[Collected data]

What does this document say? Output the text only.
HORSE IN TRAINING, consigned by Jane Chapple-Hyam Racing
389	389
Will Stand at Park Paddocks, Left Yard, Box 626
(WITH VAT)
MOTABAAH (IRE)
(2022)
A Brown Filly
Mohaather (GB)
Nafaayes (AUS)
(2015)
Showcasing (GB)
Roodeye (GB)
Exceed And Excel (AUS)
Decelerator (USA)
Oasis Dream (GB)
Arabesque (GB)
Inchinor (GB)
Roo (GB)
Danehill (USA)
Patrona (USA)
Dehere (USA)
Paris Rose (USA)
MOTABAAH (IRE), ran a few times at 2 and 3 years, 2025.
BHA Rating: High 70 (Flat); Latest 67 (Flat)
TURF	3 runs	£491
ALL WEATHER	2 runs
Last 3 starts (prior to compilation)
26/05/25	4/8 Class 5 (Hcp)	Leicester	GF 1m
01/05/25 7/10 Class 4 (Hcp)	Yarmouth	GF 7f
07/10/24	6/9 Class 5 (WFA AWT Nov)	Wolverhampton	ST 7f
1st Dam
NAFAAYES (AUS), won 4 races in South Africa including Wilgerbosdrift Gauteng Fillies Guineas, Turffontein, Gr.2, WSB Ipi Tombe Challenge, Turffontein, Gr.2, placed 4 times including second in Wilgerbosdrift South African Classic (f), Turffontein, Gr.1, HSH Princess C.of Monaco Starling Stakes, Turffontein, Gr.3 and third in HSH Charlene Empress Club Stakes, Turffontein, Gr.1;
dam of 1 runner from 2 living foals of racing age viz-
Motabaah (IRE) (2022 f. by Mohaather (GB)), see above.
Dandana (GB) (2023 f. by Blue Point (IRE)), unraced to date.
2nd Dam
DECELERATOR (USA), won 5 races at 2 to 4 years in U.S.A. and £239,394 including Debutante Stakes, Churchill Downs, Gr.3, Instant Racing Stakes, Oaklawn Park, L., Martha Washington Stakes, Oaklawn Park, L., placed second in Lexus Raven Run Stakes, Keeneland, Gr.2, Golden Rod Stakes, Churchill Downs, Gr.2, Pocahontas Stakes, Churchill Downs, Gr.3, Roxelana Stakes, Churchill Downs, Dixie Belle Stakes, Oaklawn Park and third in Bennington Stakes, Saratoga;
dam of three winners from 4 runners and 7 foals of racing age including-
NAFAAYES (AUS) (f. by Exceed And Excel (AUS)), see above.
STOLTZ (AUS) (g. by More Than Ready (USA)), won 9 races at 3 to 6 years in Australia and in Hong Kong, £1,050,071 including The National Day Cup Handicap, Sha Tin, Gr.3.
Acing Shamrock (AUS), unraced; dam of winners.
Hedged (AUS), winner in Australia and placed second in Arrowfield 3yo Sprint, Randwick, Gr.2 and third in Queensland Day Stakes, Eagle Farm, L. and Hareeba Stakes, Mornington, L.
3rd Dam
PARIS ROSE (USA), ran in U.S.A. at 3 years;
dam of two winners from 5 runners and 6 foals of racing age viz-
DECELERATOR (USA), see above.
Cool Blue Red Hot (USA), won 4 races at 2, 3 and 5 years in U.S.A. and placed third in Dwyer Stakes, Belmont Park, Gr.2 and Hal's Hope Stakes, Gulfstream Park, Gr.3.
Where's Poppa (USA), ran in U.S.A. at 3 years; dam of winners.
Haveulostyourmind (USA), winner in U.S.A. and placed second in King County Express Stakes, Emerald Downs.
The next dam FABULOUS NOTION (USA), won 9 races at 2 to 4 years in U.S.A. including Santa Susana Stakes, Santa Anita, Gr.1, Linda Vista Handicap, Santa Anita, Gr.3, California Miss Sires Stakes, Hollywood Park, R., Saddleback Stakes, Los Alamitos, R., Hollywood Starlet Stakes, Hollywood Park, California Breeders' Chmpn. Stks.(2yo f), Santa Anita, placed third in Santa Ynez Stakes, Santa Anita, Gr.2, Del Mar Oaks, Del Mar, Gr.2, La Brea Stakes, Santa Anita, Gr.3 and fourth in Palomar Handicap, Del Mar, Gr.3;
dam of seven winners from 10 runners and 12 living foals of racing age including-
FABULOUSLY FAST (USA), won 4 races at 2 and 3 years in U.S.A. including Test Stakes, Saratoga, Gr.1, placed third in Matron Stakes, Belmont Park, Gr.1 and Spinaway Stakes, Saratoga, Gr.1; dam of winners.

_WRITTEN TASK_. Write out all records exactly, keeping every detail.

_OUTPUT BELOW_.
What does this document say? Output the text only.
HORSE IN TRAINING, consigned by Jane Chapple-Hyam Racing
389	389
Will Stand at Park Paddocks, Left Yard, Box 626
(WITH VAT)
MOTABAAH (IRE)
(2022)
A Brown Filly
Mohaather (GB)
Nafaayes (AUS)
(2015)
Showcasing (GB)
Roodeye (GB)
Exceed And Excel (AUS)
Decelerator (USA)
Oasis Dream (GB)
Arabesque (GB)
Inchinor (GB)
Roo (GB)
Danehill (USA)
Patrona (USA)
Dehere (USA)
Paris Rose (USA)
MOTABAAH (IRE), ran a few times at 2 and 3 years, 2025.
BHA Rating: High 70 (Flat); Latest 67 (Flat)
TURF	3 runs	£491
ALL WEATHER	2 runs
Last 3 starts (prior to compilation)
26/05/25	4/8 Class 5 (Hcp)	Leicester	GF 1m
01/05/25 7/10 Class 4 (Hcp)	Yarmouth	GF 7f
07/10/24	6/9 Class 5 (WFA AWT Nov)	Wolverhampton	ST 7f
1st Dam
NAFAAYES (AUS), won 4 races in South Africa including Wilgerbosdrift Gauteng Fillies Guineas, Turffontein, Gr.2, WSB Ipi Tombe Challenge, Turffontein, Gr.2, placed 4 times including second in Wilgerbosdrift South African Classic (f), Turffontein, Gr.1, HSH Princess C.of Monaco Starling Stakes, Turffontein, Gr.3 and third in HSH Charlene Empress Club Stakes, Turffontein, Gr.1;
dam of 1 runner from 2 living foals of racing age viz-
Motabaah (IRE) (2022 f. by Mohaather (GB)), see above.
Dandana (GB) (2023 f. by Blue Point (IRE)), unraced to date.
2nd Dam
DECELERATOR (USA), won 5 races at 2 to 4 years in U.S.A. and £239,394 including Debutante Stakes, Churchill Downs, Gr.3, Instant Racing Stakes, Oaklawn Park, L., Martha Washington Stakes, Oaklawn Park, L., placed second in Lexus Raven Run Stakes, Keeneland, Gr.2, Golden Rod Stakes, Churchill Downs, Gr.2, Pocahontas Stakes, Churchill Downs, Gr.3, Roxelana Stakes, Churchill Downs, Dixie Belle Stakes, Oaklawn Park and third in Bennington Stakes, Saratoga;
dam of three winners from 4 runners and 7 foals of racing age including-
NAFAAYES (AUS) (f. by Exceed And Excel (AUS)), see above.
STOLTZ (AUS) (g. by More Than Ready (USA)), won 9 races at 3 to 6 years in Australia and in Hong Kong, £1,050,071 including The National Day Cup Handicap, Sha Tin, Gr.3.
Acing Shamrock (AUS), unraced; dam of winners.
Hedged (AUS), winner in Australia and placed second in Arrowfield 3yo Sprint, Randwick, Gr.2 and third in Queensland Day Stakes, Eagle Farm, L. and Hareeba Stakes, Mornington, L.
3rd Dam
PARIS ROSE (USA), ran in U.S.A. at 3 years;
dam of two winners from 5 runners and 6 foals of racing age viz-
DECELERATOR (USA), see above.
Cool Blue Red Hot (USA), won 4 races at 2, 3 and 5 years in U.S.A. and placed third in Dwyer Stakes, Belmont Park, Gr.2 and Hal's Hope Stakes, Gulfstream Park, Gr.3.
Where's Poppa (USA), ran in U.S.A. at 3 years; dam of winners.
Haveulostyourmind (USA), winner in U.S.A. and placed second in King County Express Stakes, Emerald Downs.
The next dam FABULOUS NOTION (USA), won 9 races at 2 to 4 years in U.S.A. including Santa Susana Stakes, Santa Anita, Gr.1, Linda Vista Handicap, Santa Anita, Gr.3, California Miss Sires Stakes, Hollywood Park, R., Saddleback Stakes, Los Alamitos, R., Hollywood Starlet Stakes, Hollywood Park, California Breeders' Chmpn. Stks.(2yo f), Santa Anita, placed third in Santa Ynez Stakes, Santa Anita, Gr.2, Del Mar Oaks, Del Mar, Gr.2, La Brea Stakes, Santa Anita, Gr.3 and fourth in Palomar Handicap, Del Mar, Gr.3;
dam of seven winners from 10 runners and 12 living foals of racing age including-
FABULOUSLY FAST (USA), won 4 races at 2 and 3 years in U.S.A. including Test Stakes, Saratoga, Gr.1, placed third in Matron Stakes, Belmont Park, Gr.1 and Spinaway Stakes, Saratoga, Gr.1; dam of winners.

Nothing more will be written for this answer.